• _Extracted information_
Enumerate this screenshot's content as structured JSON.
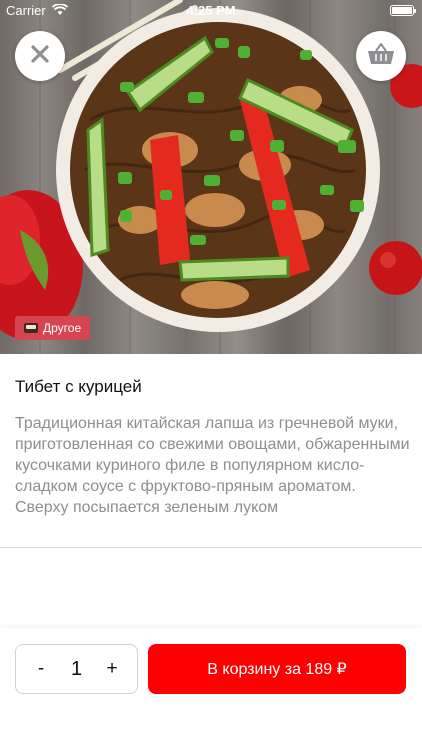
{
  "status_bar": {
    "carrier": "Carrier",
    "time": "4:25 PM"
  },
  "header": {
    "close_icon": "close-icon",
    "basket_icon": "basket-icon"
  },
  "product": {
    "category_badge": "Другое",
    "category_emoji": "bento-box-icon",
    "title": "Тибет с курицей",
    "description": "Традиционная китайская лапша из гречневой муки, приготовленная со свежими овощами, обжаренными кусочками куриного филе в популярном кисло-сладком соусе с фруктово-пряным ароматом. Сверху посыпается зеленым луком"
  },
  "order": {
    "minus": "-",
    "quantity": "1",
    "plus": "+",
    "add_to_cart": "В корзину за 189 ₽"
  },
  "colors": {
    "accent": "#ff0000",
    "badge": "#d64652",
    "description_text": "#8e8e93"
  }
}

• _Exercise_
Please repeat the entries exactly. Do not include the pictures.

• _Response to this exercise_
Enumerate this screenshot's content as structured JSON.
{
  "status_bar": {
    "carrier": "Carrier",
    "time": "4:25 PM"
  },
  "header": {
    "close_icon": "close-icon",
    "basket_icon": "basket-icon"
  },
  "product": {
    "category_badge": "Другое",
    "category_emoji": "bento-box-icon",
    "title": "Тибет с курицей",
    "description": "Традиционная китайская лапша из гречневой муки, приготовленная со свежими овощами, обжаренными кусочками куриного филе в популярном кисло-сладком соусе с фруктово-пряным ароматом. Сверху посыпается зеленым луком"
  },
  "order": {
    "minus": "-",
    "quantity": "1",
    "plus": "+",
    "add_to_cart": "В корзину за 189 ₽"
  },
  "colors": {
    "accent": "#ff0000",
    "badge": "#d64652",
    "description_text": "#8e8e93"
  }
}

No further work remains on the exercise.